* Start Given data *

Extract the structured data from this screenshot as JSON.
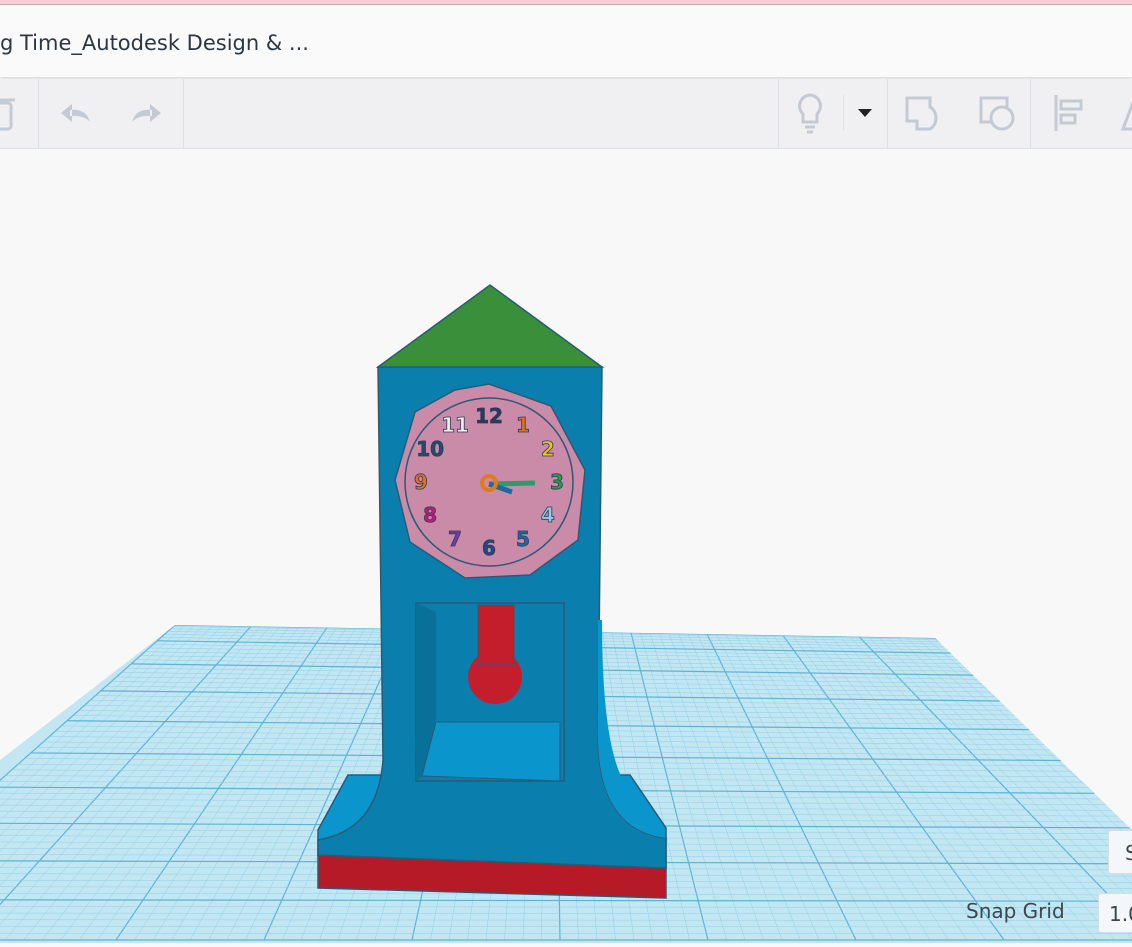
{
  "header": {
    "title": "g Time_Autodesk Design & ..."
  },
  "toolbar": {
    "icons": [
      "trash-icon",
      "undo-icon",
      "redo-icon",
      "lightbulb-icon",
      "dropdown-icon",
      "workplane-icon",
      "ruler-icon",
      "align-icon",
      "mirror-icon"
    ]
  },
  "viewport": {
    "snap_label": "Snap Grid",
    "snap_value": "1.0",
    "settings_label": "S"
  },
  "clock": {
    "numbers": [
      "12",
      "1",
      "2",
      "3",
      "4",
      "5",
      "6",
      "7",
      "8",
      "9",
      "10",
      "11"
    ]
  },
  "colors": {
    "grid": "#a9dcef",
    "roof": "#3a8f3a",
    "body": "#0a7fad",
    "face": "#c98ba8",
    "base": "#b51a26"
  }
}
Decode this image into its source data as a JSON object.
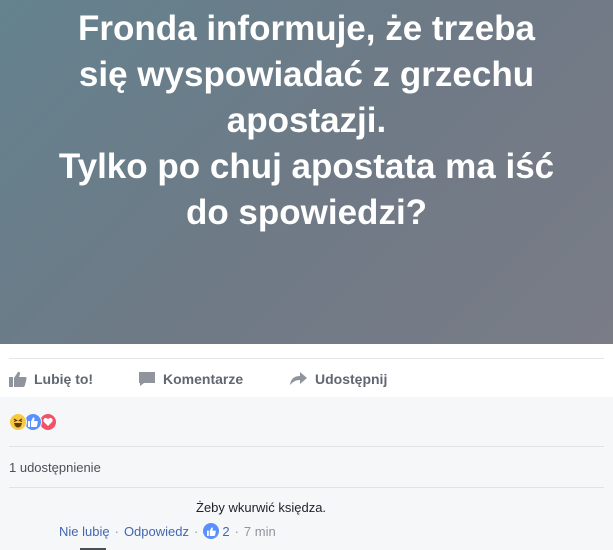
{
  "post": {
    "image_text": "Fronda informuje, że trzeba\nsię wyspowiadać z grzechu\napostazji.\nTylko po chuj apostata ma iść\ndo spowiedzi?"
  },
  "actions": {
    "like": "Lubię to!",
    "comment": "Komentarze",
    "share": "Udostępnij"
  },
  "reactions": [
    "haha-icon",
    "like-icon",
    "love-icon"
  ],
  "shares_text": "1 udostępnienie",
  "comment": {
    "text": "Żeby wkurwić księdza.",
    "unlike": "Nie lubię",
    "reply": "Odpowiedz",
    "likes": "2",
    "time": "7 min"
  },
  "colors": {
    "image_bg": "#6e7a86",
    "link": "#4267b2",
    "like_blue": "#5890ff",
    "love_red": "#f25268",
    "haha_yellow": "#f7c844"
  }
}
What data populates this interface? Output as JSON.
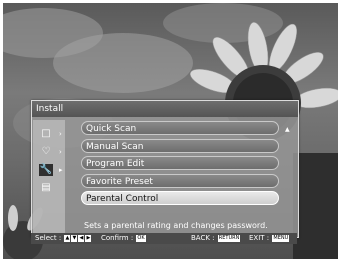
{
  "menu": {
    "title": "Install",
    "items": [
      {
        "label": "Quick Scan"
      },
      {
        "label": "Manual Scan"
      },
      {
        "label": "Program Edit"
      },
      {
        "label": "Favorite Preset"
      },
      {
        "label": "Parental Control",
        "selected": true
      }
    ],
    "description": "Sets a parental rating and changes password.",
    "side_icons": [
      "tv-icon",
      "heart-icon",
      "wrench-icon",
      "toolbox-icon"
    ]
  },
  "help": {
    "select_label": "Select :",
    "confirm_label": "Confirm :",
    "confirm_key": "OK",
    "back_label": "BACK :",
    "back_key": "RETURN",
    "exit_label": "EXIT :",
    "exit_key": "MENU"
  }
}
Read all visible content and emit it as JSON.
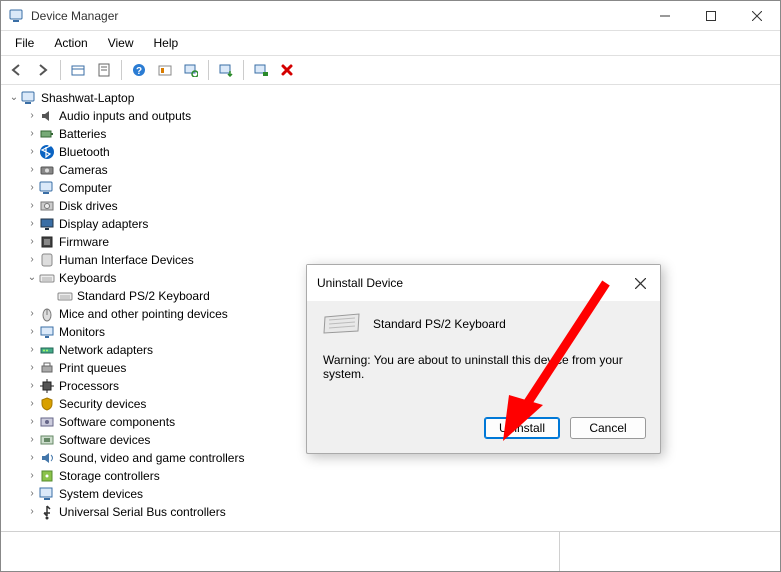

* End Given data *

Your goal
Write out the entries above verbatim; the pictures do not belong in your copy.

Complete response
Extract the structured data from this screenshot as JSON.
{
  "header": {
    "title": "g Time_Autodesk Design & ..."
  },
  "toolbar": {
    "icons": [
      "trash-icon",
      "undo-icon",
      "redo-icon",
      "lightbulb-icon",
      "dropdown-icon",
      "workplane-icon",
      "ruler-icon",
      "align-icon",
      "mirror-icon"
    ]
  },
  "viewport": {
    "snap_label": "Snap Grid",
    "snap_value": "1.0",
    "settings_label": "S"
  },
  "clock": {
    "numbers": [
      "12",
      "1",
      "2",
      "3",
      "4",
      "5",
      "6",
      "7",
      "8",
      "9",
      "10",
      "11"
    ]
  },
  "colors": {
    "grid": "#a9dcef",
    "roof": "#3a8f3a",
    "body": "#0a7fad",
    "face": "#c98ba8",
    "base": "#b51a26"
  }
}
Decode this image into its source data as a JSON object.
{
  "post": {
    "image_text": "Fronda informuje, że trzeba\nsię wyspowiadać z grzechu\napostazji.\nTylko po chuj apostata ma iść\ndo spowiedzi?"
  },
  "actions": {
    "like": "Lubię to!",
    "comment": "Komentarze",
    "share": "Udostępnij"
  },
  "reactions": [
    "haha-icon",
    "like-icon",
    "love-icon"
  ],
  "shares_text": "1 udostępnienie",
  "comment": {
    "text": "Żeby wkurwić księdza.",
    "unlike": "Nie lubię",
    "reply": "Odpowiedz",
    "likes": "2",
    "time": "7 min"
  },
  "colors": {
    "image_bg": "#6e7a86",
    "link": "#4267b2",
    "like_blue": "#5890ff",
    "love_red": "#f25268",
    "haha_yellow": "#f7c844"
  }
}
What data populates this interface? Output as JSON.
{
  "menu": {
    "title": "Install",
    "items": [
      {
        "label": "Quick Scan"
      },
      {
        "label": "Manual Scan"
      },
      {
        "label": "Program Edit"
      },
      {
        "label": "Favorite Preset"
      },
      {
        "label": "Parental Control",
        "selected": true
      }
    ],
    "description": "Sets a parental rating and changes password.",
    "side_icons": [
      "tv-icon",
      "heart-icon",
      "wrench-icon",
      "toolbox-icon"
    ]
  },
  "help": {
    "select_label": "Select :",
    "confirm_label": "Confirm :",
    "confirm_key": "OK",
    "back_label": "BACK :",
    "back_key": "RETURN",
    "exit_label": "EXIT :",
    "exit_key": "MENU"
  }
}
Read all visible content and emit it as JSON.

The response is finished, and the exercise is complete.